From the listing below, pull each line that includes "JSON".

→ **Data for processing**:
━━━━━━━━
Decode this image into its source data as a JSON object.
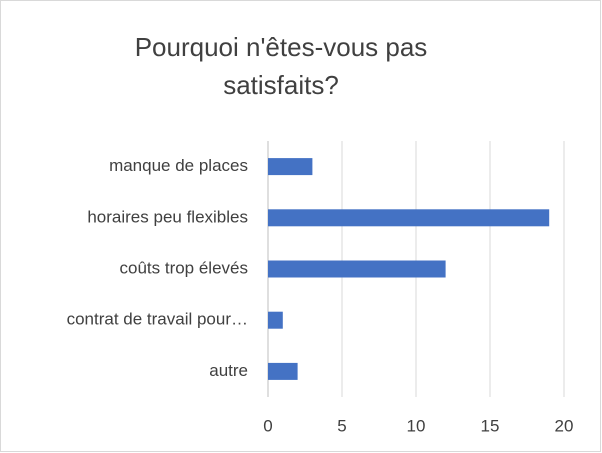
{
  "chart_data": {
    "type": "bar",
    "orientation": "horizontal",
    "title": "Pourquoi n'êtes-vous pas satisfaits?",
    "categories": [
      "manque de places",
      "horaires peu flexibles",
      "coûts trop élevés",
      "contrat de travail pour…",
      "autre"
    ],
    "values": [
      3,
      19,
      12,
      1,
      2
    ],
    "color": "#4472c4",
    "xlim": [
      0,
      20
    ],
    "xticks": [
      0,
      5,
      10,
      15,
      20
    ],
    "grid": true
  }
}
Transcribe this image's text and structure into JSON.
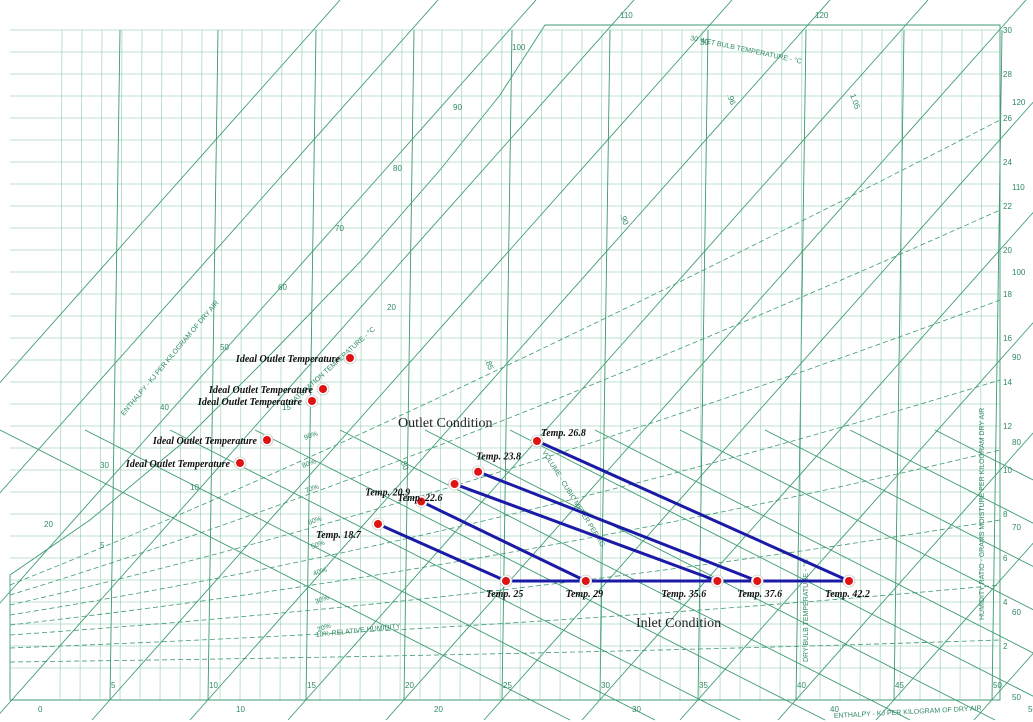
{
  "chart_data": {
    "type": "scatter",
    "title": "",
    "chart_kind": "psychrometric chart with evaporative cooling process lines",
    "enthalpy_ticks_top": [
      "110",
      "120"
    ],
    "enthalpy_ticks_diagonal": [
      "100",
      "90",
      "80",
      "70",
      "60",
      "50",
      "40",
      "30",
      "20"
    ],
    "enthalpy_ticks_bottom": [
      "0",
      "10",
      "20",
      "30",
      "40",
      "50"
    ],
    "humidity_ratio_ticks": [
      "30",
      "28",
      "26",
      "24",
      "22",
      "20",
      "18",
      "16",
      "14",
      "12",
      "10",
      "8",
      "6",
      "4",
      "2"
    ],
    "dew_point_ticks": [
      "120",
      "110",
      "100",
      "90",
      "80",
      "70",
      "60",
      "50"
    ],
    "wet_bulb_ticks": [
      "30",
      "20",
      "15",
      "10",
      "5"
    ],
    "dry_bulb_ticks": [
      "5",
      "10",
      "15",
      "20",
      "25",
      "30",
      "35",
      "40",
      "45",
      "50"
    ],
    "volume_ticks": [
      ".96",
      ".90",
      ".85",
      ".80",
      "1.05"
    ],
    "axis_labels": {
      "enthalpy_diagonal": "ENTHALPY - KJ PER KILOGRAM OF DRY AIR",
      "enthalpy_bottom": "ENTHALPY - KJ PER KILOGRAM OF DRY AIR",
      "humidity_ratio": "HUMIDITY RATIO - GRAMS MOISTURE PER KILOGRAM DRY AIR",
      "wet_bulb": "30 WET BULB TEMPERATURE - °C",
      "saturation": "SATURATION TEMPERATURE - °C",
      "relative_humidity": "10% RELATIVE HUMIDITY",
      "volume": "VOLUME - CUBIC METER PER KG",
      "dry_bulb": "DRY BULB TEMPERATURE - °C"
    },
    "rh_labels": [
      "90%",
      "80%",
      "70%",
      "60%",
      "50%",
      "40%",
      "30%",
      "20%"
    ],
    "annotations": {
      "outlet_condition": "Outlet Condition",
      "inlet_condition": "Inlet Condition"
    },
    "ideal_outlet_label": "Ideal Outlet Temperature",
    "processes": [
      {
        "inlet_label": "Temp. 25",
        "inlet_temp": 25,
        "outlet_label": "Temp. 18.7",
        "outlet_temp": 18.7
      },
      {
        "inlet_label": "Temp. 29",
        "inlet_temp": 29,
        "outlet_label": "Temp. 20.9",
        "outlet_temp": 20.9
      },
      {
        "inlet_label": "Temp. 35.6",
        "inlet_temp": 35.6,
        "outlet_label": "Temp. 22.6",
        "outlet_temp": 22.6
      },
      {
        "inlet_label": "Temp. 37.6",
        "inlet_temp": 37.6,
        "outlet_label": "Temp. 23.8",
        "outlet_temp": 23.8
      },
      {
        "inlet_label": "Temp. 42.2",
        "inlet_temp": 42.2,
        "outlet_label": "Temp. 26.8",
        "outlet_temp": 26.8
      }
    ],
    "ideal_outlet_count": 5,
    "colors": {
      "grid": "#3d9a70",
      "process_line": "#1a1aa6",
      "point": "#e01313"
    }
  }
}
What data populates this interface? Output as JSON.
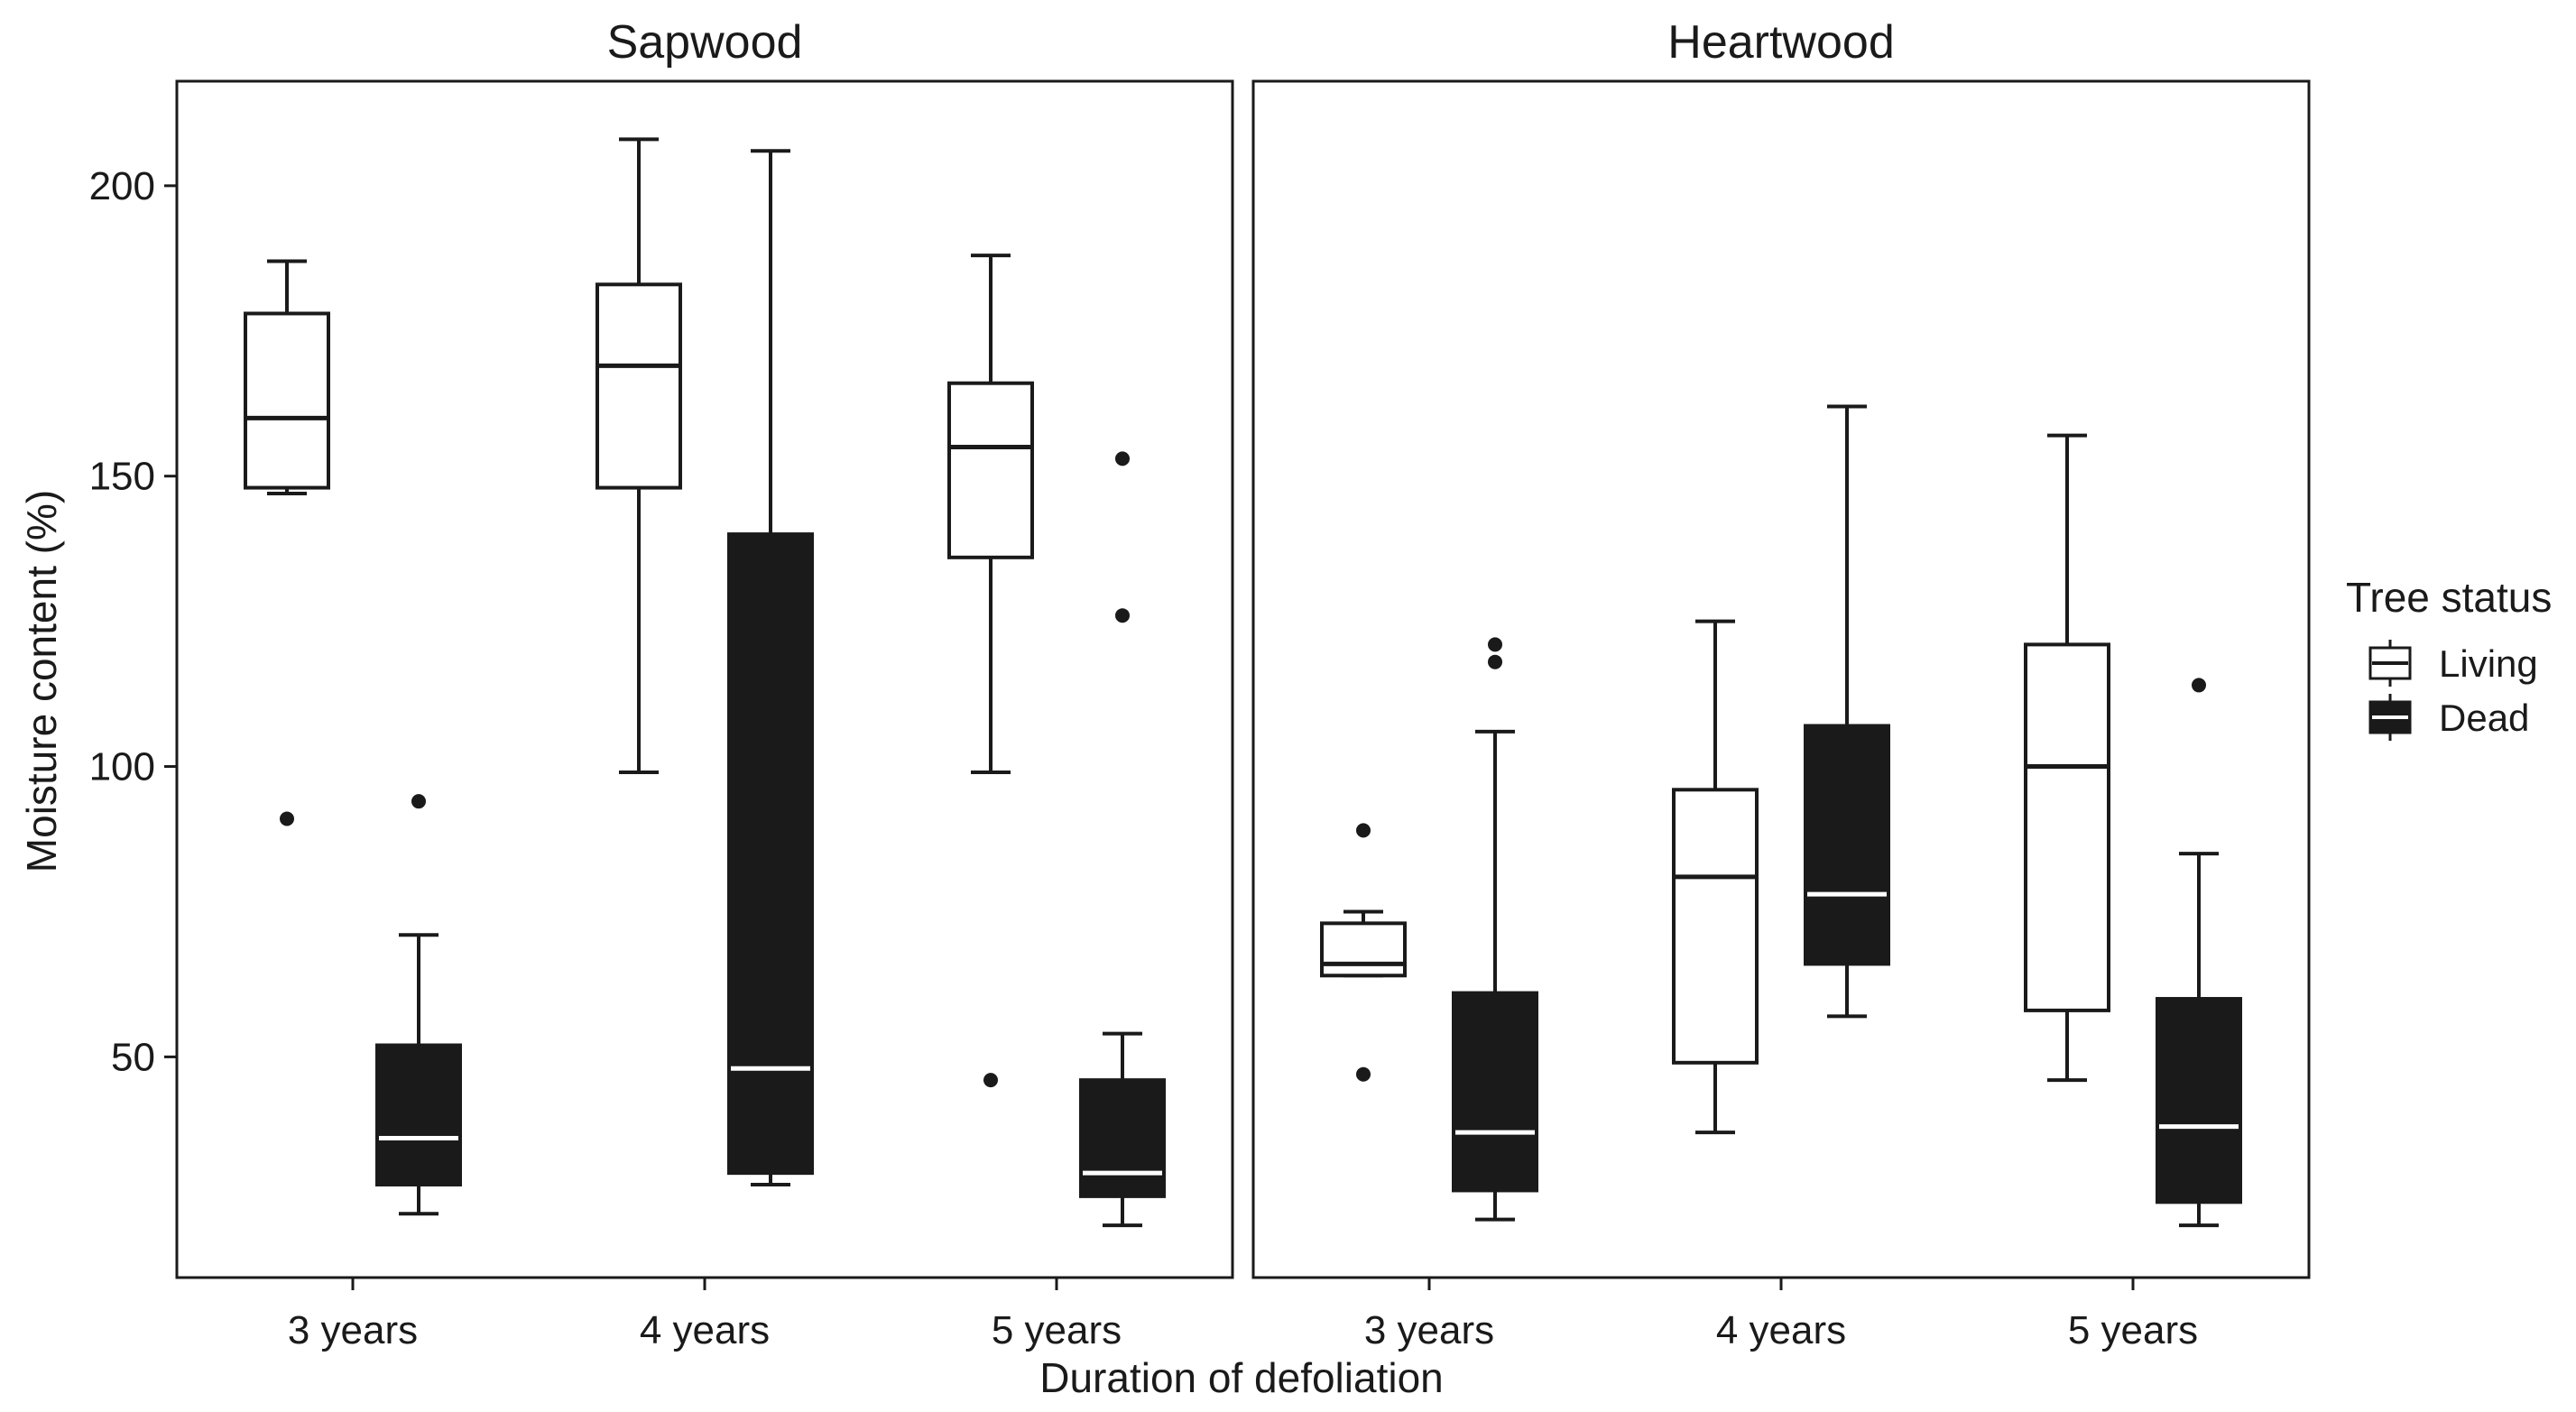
━━━━━━━━
→ **Result for this task**:
Decode this image into its source data as a JSON object.
Transcribe this image's text and structure into JSON.
What data populates this interface? Output as JSON.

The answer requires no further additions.